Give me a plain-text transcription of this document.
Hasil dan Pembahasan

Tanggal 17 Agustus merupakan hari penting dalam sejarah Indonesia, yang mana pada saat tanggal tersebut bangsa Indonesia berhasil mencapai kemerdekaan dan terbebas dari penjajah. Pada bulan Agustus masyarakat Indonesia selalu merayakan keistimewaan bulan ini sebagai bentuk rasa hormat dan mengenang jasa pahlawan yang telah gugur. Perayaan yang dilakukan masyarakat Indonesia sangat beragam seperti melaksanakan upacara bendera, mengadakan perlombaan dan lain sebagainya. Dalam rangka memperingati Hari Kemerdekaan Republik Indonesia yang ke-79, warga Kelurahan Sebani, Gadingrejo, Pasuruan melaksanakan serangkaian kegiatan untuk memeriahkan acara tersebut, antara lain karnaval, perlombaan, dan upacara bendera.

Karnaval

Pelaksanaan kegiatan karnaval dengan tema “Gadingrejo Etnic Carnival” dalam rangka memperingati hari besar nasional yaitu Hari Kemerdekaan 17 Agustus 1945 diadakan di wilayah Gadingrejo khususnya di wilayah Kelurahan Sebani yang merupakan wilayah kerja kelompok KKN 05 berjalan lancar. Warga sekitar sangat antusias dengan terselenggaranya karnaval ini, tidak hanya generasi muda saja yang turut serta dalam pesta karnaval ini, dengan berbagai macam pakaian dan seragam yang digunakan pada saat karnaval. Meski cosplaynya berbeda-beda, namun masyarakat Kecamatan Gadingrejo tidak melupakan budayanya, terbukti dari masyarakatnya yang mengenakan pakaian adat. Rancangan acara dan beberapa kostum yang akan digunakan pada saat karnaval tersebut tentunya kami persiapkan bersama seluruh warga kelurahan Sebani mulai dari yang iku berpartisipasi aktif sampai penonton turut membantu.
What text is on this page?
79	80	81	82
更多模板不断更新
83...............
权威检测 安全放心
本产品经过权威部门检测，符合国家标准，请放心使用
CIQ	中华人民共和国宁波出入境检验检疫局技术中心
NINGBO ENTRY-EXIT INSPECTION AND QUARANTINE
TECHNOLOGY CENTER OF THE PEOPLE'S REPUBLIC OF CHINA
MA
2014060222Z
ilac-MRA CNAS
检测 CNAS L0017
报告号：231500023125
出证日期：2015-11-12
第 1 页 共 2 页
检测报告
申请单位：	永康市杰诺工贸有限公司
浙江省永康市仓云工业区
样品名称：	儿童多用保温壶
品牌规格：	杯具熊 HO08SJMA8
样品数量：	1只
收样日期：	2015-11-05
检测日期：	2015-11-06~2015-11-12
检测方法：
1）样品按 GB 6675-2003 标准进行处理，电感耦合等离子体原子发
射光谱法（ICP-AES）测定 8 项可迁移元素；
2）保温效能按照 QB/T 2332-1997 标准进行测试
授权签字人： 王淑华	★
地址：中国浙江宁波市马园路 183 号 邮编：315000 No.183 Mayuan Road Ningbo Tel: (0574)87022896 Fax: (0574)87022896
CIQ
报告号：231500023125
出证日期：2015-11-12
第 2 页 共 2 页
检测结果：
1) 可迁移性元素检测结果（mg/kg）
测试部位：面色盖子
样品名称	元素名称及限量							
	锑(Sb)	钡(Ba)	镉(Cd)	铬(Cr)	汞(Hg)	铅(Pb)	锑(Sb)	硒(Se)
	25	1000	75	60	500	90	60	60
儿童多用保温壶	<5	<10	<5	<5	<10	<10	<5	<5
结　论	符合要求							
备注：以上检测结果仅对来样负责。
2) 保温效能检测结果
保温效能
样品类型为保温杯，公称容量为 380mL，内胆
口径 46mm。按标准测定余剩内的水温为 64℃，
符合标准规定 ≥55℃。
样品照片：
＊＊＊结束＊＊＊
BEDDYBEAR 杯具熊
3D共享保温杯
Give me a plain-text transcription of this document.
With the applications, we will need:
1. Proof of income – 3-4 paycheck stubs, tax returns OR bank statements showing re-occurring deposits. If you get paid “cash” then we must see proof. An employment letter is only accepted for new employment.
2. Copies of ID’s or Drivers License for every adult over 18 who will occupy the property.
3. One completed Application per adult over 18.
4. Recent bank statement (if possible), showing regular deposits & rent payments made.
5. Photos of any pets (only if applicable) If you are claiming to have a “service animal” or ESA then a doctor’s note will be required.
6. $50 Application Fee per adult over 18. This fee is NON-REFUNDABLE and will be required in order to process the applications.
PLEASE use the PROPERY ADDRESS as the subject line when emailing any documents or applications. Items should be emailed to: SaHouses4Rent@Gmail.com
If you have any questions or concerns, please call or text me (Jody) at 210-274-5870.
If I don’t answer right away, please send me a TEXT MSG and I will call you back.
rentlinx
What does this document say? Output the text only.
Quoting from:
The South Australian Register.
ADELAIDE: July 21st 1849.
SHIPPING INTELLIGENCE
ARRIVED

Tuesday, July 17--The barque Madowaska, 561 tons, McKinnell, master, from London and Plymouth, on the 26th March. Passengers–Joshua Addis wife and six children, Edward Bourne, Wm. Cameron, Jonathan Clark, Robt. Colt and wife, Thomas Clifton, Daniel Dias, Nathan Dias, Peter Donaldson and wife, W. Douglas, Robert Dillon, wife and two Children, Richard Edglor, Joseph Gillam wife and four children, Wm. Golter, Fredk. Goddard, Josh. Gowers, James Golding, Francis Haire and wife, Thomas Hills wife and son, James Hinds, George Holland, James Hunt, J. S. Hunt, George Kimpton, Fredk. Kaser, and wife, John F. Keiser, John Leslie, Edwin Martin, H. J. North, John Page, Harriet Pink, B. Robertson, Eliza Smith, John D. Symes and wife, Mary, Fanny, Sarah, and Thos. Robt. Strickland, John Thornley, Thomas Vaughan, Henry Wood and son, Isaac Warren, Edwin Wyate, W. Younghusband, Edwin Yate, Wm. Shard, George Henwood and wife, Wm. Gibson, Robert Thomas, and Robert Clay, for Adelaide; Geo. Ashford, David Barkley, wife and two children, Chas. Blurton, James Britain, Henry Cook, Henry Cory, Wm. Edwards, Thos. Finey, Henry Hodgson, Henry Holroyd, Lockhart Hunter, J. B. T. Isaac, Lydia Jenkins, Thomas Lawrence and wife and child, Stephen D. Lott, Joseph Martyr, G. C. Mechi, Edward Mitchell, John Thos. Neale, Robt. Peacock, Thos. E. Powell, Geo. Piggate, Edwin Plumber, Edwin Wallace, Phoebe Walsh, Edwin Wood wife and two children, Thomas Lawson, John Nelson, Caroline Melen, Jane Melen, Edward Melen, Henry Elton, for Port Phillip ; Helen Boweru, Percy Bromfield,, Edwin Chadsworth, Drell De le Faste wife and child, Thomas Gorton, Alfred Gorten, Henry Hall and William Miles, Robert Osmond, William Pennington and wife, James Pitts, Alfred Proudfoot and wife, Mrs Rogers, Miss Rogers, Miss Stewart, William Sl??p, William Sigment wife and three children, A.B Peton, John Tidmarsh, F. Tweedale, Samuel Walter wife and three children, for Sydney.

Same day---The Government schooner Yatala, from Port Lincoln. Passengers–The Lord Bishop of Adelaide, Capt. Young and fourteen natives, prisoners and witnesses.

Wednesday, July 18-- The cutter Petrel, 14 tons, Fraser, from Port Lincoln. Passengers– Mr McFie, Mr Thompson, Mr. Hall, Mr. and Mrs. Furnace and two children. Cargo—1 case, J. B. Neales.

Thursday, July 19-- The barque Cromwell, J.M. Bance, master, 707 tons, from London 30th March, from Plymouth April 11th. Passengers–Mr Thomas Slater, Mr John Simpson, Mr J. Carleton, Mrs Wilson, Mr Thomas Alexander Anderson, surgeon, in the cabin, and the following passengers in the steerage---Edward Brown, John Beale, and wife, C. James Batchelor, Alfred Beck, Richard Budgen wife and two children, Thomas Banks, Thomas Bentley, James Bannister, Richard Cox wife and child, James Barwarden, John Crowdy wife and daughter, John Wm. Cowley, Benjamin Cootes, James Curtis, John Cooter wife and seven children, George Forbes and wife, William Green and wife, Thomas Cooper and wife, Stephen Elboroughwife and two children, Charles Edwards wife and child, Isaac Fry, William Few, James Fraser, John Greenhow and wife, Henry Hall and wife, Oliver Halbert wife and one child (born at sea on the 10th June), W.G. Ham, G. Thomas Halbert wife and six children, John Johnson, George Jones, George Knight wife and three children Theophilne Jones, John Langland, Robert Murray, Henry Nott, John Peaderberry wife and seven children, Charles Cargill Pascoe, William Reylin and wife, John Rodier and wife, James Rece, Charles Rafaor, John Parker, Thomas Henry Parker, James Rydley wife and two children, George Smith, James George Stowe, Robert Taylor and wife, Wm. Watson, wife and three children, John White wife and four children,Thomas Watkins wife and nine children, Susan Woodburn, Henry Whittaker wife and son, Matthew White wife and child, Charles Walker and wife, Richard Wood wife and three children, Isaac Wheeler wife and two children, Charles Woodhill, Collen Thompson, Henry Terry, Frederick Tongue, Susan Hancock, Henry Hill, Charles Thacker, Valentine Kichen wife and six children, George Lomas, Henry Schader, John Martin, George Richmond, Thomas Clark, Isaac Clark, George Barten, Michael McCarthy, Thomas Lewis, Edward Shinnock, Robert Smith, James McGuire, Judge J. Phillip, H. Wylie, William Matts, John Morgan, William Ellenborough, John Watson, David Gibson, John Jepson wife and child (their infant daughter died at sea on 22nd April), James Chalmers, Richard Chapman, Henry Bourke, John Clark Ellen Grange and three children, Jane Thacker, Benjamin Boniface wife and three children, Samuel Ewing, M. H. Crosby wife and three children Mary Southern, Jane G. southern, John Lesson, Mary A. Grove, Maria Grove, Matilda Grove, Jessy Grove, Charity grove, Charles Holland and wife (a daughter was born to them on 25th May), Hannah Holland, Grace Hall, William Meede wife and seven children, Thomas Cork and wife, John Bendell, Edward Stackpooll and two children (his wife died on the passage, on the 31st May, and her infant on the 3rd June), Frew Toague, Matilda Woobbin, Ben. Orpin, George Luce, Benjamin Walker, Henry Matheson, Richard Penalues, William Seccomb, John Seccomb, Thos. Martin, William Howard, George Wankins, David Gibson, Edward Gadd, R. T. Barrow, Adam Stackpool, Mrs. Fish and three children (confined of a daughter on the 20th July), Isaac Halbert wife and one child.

■ Aim ■
What is the number of lines in the records that contain "Lincoln"? Give that number only.

■ Reply ■
2